## Aim of the task
Search the data for the string "giải" and extract every line where it appears.

## Entries supplied
________

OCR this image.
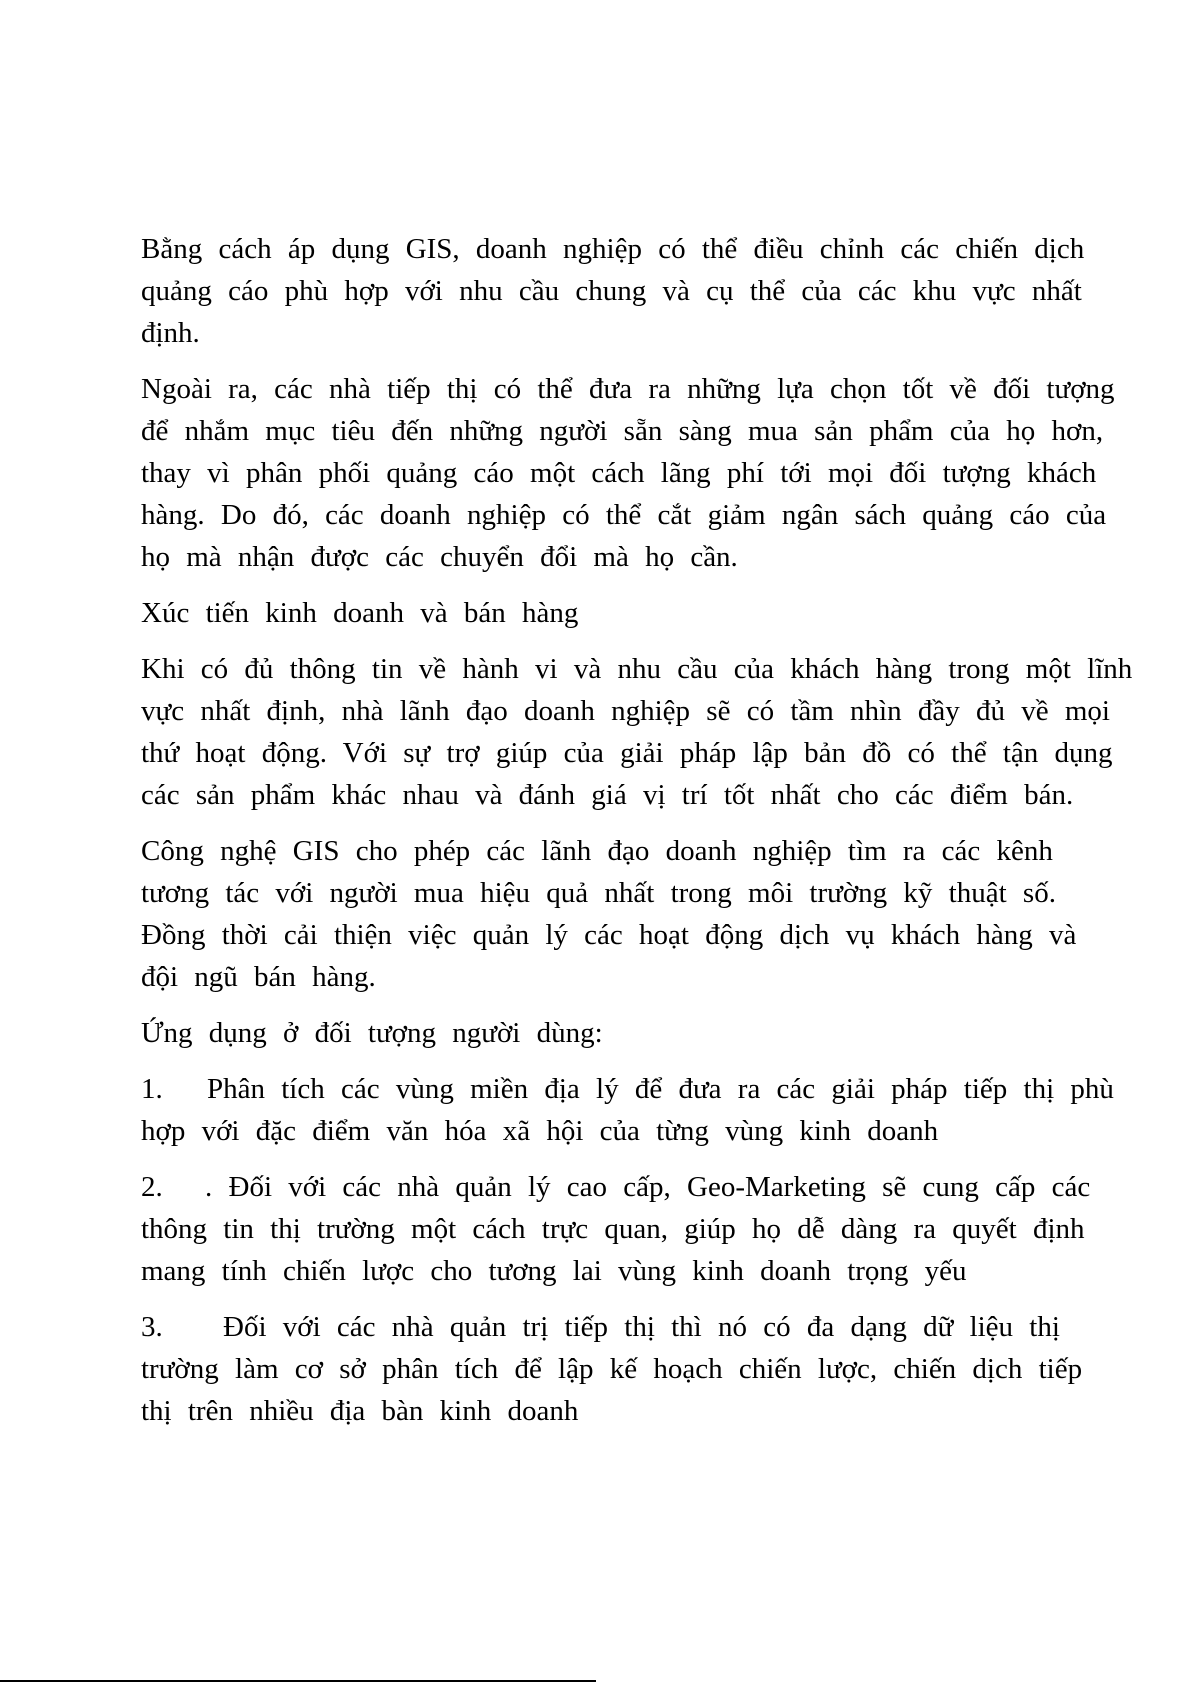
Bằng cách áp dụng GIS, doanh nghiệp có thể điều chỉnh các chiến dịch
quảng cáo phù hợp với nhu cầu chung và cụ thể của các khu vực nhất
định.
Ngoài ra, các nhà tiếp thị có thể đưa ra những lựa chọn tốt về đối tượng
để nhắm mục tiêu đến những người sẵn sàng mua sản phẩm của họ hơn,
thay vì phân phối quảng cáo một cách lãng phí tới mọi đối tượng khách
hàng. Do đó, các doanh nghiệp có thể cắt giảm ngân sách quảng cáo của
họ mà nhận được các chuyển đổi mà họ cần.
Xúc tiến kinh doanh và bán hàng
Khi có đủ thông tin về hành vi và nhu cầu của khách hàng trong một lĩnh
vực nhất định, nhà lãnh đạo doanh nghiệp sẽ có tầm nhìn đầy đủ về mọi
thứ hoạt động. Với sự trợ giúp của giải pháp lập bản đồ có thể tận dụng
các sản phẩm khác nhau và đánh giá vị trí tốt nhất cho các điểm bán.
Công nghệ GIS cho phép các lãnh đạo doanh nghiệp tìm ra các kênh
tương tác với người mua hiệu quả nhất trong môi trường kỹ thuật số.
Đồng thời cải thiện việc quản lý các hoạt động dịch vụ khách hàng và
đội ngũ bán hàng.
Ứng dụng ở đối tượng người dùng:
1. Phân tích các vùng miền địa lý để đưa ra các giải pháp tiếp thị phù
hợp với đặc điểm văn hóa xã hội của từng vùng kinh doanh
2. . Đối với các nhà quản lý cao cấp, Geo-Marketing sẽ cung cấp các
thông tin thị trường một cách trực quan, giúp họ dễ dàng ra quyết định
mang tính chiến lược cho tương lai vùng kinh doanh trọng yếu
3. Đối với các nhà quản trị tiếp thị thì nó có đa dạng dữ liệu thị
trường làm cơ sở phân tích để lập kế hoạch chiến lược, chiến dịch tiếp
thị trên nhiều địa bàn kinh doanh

________

## Task response
thứ hoạt động. Với sự trợ giúp của giải pháp lập bản đồ có thể tận dụng
1. Phân tích các vùng miền địa lý để đưa ra các giải pháp tiếp thị phù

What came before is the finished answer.